▸ Dataset rows

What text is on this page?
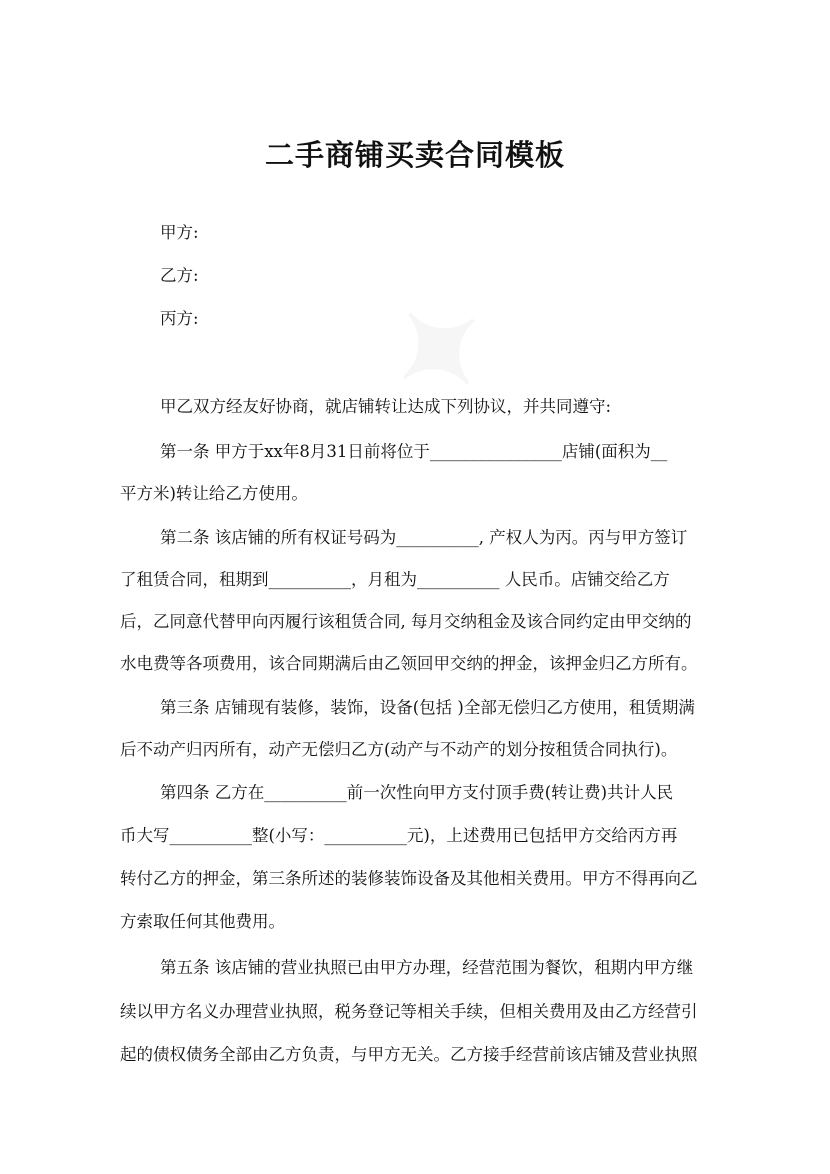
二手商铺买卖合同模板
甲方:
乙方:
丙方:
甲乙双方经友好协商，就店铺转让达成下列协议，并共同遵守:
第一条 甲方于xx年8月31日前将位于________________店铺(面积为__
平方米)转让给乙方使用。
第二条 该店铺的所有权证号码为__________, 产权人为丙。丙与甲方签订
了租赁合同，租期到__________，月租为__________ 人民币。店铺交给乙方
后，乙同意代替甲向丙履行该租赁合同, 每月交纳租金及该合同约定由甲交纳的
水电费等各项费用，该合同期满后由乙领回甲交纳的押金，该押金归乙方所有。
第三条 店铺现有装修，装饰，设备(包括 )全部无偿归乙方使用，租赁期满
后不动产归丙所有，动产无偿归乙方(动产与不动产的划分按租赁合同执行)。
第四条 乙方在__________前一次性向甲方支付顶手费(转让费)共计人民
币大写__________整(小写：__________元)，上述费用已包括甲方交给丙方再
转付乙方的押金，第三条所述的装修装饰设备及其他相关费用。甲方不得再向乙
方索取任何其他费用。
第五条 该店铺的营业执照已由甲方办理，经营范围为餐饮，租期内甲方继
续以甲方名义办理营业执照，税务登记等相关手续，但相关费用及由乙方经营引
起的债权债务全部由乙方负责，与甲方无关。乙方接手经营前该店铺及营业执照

▸ To be done
Transcribe every entry word for word, but omit the pictures.

▸ Answer below
What text is on this page?
二手商铺买卖合同模板
甲方:
乙方:
丙方:
甲乙双方经友好协商，就店铺转让达成下列协议，并共同遵守:
第一条 甲方于xx年8月31日前将位于________________店铺(面积为__
平方米)转让给乙方使用。
第二条 该店铺的所有权证号码为__________, 产权人为丙。丙与甲方签订
了租赁合同，租期到__________，月租为__________ 人民币。店铺交给乙方
后，乙同意代替甲向丙履行该租赁合同, 每月交纳租金及该合同约定由甲交纳的
水电费等各项费用，该合同期满后由乙领回甲交纳的押金，该押金归乙方所有。
第三条 店铺现有装修，装饰，设备(包括 )全部无偿归乙方使用，租赁期满
后不动产归丙所有，动产无偿归乙方(动产与不动产的划分按租赁合同执行)。
第四条 乙方在__________前一次性向甲方支付顶手费(转让费)共计人民
币大写__________整(小写：__________元)，上述费用已包括甲方交给丙方再
转付乙方的押金，第三条所述的装修装饰设备及其他相关费用。甲方不得再向乙
方索取任何其他费用。
第五条 该店铺的营业执照已由甲方办理，经营范围为餐饮，租期内甲方继
续以甲方名义办理营业执照，税务登记等相关手续，但相关费用及由乙方经营引
起的债权债务全部由乙方负责，与甲方无关。乙方接手经营前该店铺及营业执照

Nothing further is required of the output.